>> begin Passage shown

Beading and working with leather has always been a part of family life for the Anishinaabe team behind Sister Bear Designs, which includes sisters Kathleen Sawdo, Valerie, Malinda, and their mother Roberta.
Being members of the Lac Des Mille Lacs First Nation, and with family ties to Fort William First Nation, the Sawdo sisters picked up the skills from their grandparents, aunties, and uncles, and didn’t turn it into a business until 2013, when the eldest sisters, Valerie and Kathleen, thought it would be fun to start creating as a family.
The origins of their Thunder Bay-based business began in Alberta at an Elder’s gathering, where they sold an older-style beadwork that was recognized amongst the Elders, and the positive feedback gave them the confidence to launch Sister Bear Designs.
“Out west they didn't see a lot of Thunderbirds [in the beadwork]...people were doing a lot of more contemporary styles, and at that time we were making moccasins and we would bead right on the leather so that was appreciated because not many people do that,” says Kathleen Sawdo.

>> end Passage shown

Short exercise A =
According to the passage about Sister Bear Designs, why did the sisters feel confident enough to launch their business?
The records that follow are unrelated to the passage.

>> begin Task material

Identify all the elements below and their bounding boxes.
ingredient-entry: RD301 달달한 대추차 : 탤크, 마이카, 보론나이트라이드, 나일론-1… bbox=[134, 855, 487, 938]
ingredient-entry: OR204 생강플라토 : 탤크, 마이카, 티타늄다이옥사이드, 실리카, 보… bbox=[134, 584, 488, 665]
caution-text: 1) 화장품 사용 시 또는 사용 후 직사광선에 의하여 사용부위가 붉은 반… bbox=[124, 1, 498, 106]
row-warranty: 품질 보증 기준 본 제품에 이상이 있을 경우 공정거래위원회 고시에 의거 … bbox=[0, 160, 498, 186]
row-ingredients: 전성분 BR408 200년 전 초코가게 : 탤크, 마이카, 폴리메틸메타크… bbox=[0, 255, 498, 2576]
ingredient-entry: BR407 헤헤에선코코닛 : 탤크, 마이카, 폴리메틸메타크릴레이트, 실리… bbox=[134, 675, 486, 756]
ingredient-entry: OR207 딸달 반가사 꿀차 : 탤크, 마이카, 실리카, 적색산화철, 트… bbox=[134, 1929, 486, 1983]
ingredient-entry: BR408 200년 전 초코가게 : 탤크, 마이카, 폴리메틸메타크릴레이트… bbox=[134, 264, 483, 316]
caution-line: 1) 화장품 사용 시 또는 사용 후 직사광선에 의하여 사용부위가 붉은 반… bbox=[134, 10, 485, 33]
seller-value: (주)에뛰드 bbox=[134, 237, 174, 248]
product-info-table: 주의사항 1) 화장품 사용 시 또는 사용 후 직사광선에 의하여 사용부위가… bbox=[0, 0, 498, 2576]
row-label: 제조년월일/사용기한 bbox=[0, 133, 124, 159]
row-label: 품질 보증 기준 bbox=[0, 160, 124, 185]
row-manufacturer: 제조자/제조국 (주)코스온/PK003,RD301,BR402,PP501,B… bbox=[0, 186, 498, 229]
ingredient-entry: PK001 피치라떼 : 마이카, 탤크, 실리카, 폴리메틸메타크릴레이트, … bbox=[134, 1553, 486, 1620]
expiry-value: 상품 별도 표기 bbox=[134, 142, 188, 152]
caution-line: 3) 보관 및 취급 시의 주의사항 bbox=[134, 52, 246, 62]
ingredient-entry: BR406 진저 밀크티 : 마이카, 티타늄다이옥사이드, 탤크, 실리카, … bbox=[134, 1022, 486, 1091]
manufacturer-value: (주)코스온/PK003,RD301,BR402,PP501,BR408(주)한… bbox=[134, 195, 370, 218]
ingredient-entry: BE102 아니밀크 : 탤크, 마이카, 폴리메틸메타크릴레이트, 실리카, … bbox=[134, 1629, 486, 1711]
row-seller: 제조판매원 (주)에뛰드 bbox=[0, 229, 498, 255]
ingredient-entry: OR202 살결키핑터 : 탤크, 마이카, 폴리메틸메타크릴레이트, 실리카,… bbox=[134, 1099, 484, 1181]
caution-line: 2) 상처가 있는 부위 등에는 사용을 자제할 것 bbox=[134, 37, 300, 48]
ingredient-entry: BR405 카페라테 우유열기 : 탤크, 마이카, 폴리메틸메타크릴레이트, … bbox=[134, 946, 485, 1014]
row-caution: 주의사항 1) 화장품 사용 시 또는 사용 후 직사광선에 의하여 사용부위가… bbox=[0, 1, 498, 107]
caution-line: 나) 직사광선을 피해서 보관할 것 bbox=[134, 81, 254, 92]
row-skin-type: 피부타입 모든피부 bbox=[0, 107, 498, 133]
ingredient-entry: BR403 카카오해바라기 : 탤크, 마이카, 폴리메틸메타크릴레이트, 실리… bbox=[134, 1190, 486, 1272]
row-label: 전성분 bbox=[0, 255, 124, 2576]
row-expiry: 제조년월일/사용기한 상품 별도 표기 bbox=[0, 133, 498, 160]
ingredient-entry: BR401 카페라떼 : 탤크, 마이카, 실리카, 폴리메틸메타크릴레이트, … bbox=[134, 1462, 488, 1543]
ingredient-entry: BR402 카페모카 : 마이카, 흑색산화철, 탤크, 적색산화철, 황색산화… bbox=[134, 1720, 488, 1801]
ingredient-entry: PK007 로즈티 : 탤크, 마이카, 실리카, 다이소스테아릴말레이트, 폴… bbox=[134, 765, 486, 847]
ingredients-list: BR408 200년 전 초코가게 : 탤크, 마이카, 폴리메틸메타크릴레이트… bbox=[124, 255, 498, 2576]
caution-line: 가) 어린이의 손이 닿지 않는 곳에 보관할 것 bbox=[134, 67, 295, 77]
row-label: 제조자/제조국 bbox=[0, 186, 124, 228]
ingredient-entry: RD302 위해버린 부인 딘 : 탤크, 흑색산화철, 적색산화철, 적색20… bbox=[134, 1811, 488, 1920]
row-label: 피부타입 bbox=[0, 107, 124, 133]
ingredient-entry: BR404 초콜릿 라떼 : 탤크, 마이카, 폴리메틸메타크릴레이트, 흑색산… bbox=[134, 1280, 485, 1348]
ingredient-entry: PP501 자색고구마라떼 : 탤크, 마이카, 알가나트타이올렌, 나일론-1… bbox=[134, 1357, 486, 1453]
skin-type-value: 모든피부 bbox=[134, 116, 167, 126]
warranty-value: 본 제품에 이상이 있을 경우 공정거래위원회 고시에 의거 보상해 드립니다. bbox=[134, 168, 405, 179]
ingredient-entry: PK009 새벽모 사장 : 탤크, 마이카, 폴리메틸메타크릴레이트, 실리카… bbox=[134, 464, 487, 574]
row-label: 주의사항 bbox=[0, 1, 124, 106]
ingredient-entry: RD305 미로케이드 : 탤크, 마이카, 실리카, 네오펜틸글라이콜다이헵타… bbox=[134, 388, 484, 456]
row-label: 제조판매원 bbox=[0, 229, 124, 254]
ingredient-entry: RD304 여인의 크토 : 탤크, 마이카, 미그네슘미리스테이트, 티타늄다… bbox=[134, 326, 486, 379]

>> end Task material

Short exercise B =
In the stretch of records from the start through the line containing "195, 370, 218]", change every "ingredient-entry" to "ingredient-item" and give only those lines.

Full output A =
At an Elder's gathering in Alberta, they sold an older style of beadwork that the Elders recognized. The positive feedback from that gathering gave them the confidence to launch Sister Bear Designs.

Full output B =
Identify all the elements below and their bounding boxes.
ingredient-item: RD301 달달한 대추차 : 탤크, 마이카, 보론나이트라이드, 나일론-1… bbox=[134, 855, 487, 938]
ingredient-item: OR204 생강플라토 : 탤크, 마이카, 티타늄다이옥사이드, 실리카, 보… bbox=[134, 584, 488, 665]
caution-text: 1) 화장품 사용 시 또는 사용 후 직사광선에 의하여 사용부위가 붉은 반… bbox=[124, 1, 498, 106]
row-warranty: 품질 보증 기준 본 제품에 이상이 있을 경우 공정거래위원회 고시에 의거 … bbox=[0, 160, 498, 186]
row-ingredients: 전성분 BR408 200년 전 초코가게 : 탤크, 마이카, 폴리메틸메타크… bbox=[0, 255, 498, 2576]
ingredient-item: BR407 헤헤에선코코닛 : 탤크, 마이카, 폴리메틸메타크릴레이트, 실리… bbox=[134, 675, 486, 756]
ingredient-item: OR207 딸달 반가사 꿀차 : 탤크, 마이카, 실리카, 적색산화철, 트… bbox=[134, 1929, 486, 1983]
ingredient-item: BR408 200년 전 초코가게 : 탤크, 마이카, 폴리메틸메타크릴레이트… bbox=[134, 264, 483, 316]
caution-line: 1) 화장품 사용 시 또는 사용 후 직사광선에 의하여 사용부위가 붉은 반… bbox=[134, 10, 485, 33]
seller-value: (주)에뛰드 bbox=[134, 237, 174, 248]
product-info-table: 주의사항 1) 화장품 사용 시 또는 사용 후 직사광선에 의하여 사용부위가… bbox=[0, 0, 498, 2576]
row-label: 제조년월일/사용기한 bbox=[0, 133, 124, 159]
row-label: 품질 보증 기준 bbox=[0, 160, 124, 185]
row-manufacturer: 제조자/제조국 (주)코스온/PK003,RD301,BR402,PP501,B… bbox=[0, 186, 498, 229]
ingredient-item: PK001 피치라떼 : 마이카, 탤크, 실리카, 폴리메틸메타크릴레이트, … bbox=[134, 1553, 486, 1620]
expiry-value: 상품 별도 표기 bbox=[134, 142, 188, 152]
caution-line: 3) 보관 및 취급 시의 주의사항 bbox=[134, 52, 246, 62]
ingredient-item: BR406 진저 밀크티 : 마이카, 티타늄다이옥사이드, 탤크, 실리카, … bbox=[134, 1022, 486, 1091]
manufacturer-value: (주)코스온/PK003,RD301,BR402,PP501,BR408(주)한… bbox=[134, 195, 370, 218]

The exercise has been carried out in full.